#### EXERCISE
Report all lines holding "legend".

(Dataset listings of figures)
###

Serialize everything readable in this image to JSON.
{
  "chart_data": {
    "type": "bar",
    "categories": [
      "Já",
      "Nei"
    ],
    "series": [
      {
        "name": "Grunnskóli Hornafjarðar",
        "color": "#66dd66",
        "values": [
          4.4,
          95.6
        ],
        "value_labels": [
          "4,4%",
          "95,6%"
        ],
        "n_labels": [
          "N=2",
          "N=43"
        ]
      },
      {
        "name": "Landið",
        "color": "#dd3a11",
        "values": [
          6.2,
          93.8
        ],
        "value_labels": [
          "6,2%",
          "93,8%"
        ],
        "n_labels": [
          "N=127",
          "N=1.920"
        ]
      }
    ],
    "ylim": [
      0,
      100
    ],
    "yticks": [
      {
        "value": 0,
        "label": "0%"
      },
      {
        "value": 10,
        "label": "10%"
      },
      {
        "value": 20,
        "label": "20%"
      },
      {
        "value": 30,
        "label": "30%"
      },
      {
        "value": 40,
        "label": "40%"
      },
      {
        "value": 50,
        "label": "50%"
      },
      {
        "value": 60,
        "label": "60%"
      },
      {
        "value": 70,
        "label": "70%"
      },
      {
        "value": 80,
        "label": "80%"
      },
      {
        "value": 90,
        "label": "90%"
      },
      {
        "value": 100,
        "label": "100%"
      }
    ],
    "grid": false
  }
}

###

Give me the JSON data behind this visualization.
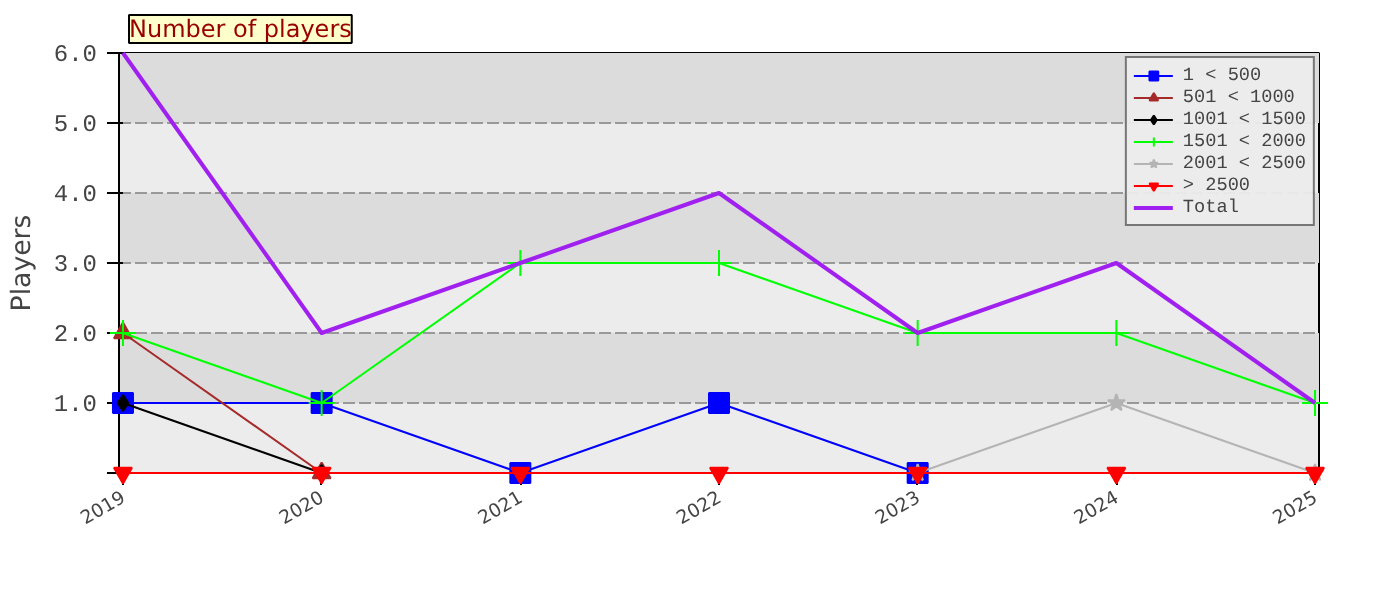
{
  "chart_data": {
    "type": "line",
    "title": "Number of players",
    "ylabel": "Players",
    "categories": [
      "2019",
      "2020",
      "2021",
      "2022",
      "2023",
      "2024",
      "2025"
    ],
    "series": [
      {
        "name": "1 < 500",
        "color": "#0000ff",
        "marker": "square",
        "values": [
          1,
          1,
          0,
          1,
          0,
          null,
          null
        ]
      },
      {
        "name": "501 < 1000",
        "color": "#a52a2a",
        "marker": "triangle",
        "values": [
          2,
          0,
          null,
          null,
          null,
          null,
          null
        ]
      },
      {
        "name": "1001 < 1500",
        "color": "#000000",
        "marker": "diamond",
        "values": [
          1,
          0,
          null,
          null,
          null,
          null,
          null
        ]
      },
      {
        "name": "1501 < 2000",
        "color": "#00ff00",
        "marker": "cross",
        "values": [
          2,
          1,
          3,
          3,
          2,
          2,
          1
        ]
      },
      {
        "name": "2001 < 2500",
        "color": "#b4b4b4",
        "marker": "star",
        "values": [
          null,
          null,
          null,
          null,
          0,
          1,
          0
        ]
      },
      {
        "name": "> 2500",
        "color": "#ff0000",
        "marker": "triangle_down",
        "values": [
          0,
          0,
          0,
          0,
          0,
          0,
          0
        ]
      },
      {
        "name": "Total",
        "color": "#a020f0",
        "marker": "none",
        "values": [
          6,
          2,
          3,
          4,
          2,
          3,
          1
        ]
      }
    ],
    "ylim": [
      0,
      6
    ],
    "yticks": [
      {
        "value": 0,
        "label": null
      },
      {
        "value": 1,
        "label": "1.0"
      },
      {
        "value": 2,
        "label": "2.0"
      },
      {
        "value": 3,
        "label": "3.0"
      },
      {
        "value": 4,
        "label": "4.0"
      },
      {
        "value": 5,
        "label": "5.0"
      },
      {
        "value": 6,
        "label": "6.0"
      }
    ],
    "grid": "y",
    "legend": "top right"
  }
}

###

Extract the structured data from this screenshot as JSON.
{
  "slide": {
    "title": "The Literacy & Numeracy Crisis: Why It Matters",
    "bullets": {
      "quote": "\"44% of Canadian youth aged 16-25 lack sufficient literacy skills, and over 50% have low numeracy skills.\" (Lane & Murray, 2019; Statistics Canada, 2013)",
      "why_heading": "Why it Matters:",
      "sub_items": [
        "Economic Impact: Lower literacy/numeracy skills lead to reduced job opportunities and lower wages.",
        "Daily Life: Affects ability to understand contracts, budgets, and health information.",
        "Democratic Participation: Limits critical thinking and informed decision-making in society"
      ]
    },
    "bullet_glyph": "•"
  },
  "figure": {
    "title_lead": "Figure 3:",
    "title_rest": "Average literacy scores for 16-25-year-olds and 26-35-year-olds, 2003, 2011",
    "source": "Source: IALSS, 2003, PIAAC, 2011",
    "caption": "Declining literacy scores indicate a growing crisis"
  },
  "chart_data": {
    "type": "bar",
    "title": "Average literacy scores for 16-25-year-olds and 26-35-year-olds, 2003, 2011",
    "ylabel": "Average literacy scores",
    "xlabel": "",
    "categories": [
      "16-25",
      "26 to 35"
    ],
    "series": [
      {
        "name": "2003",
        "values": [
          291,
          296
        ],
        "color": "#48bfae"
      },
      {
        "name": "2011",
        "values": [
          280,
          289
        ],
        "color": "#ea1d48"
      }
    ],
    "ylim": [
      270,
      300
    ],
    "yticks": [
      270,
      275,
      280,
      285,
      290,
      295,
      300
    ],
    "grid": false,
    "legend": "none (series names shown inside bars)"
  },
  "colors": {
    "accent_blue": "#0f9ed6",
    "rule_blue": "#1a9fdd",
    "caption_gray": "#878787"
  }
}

###

#### SOLVED EXERCISE
    "legend": "top right"
    "legend": "none (series names shown inside bars)"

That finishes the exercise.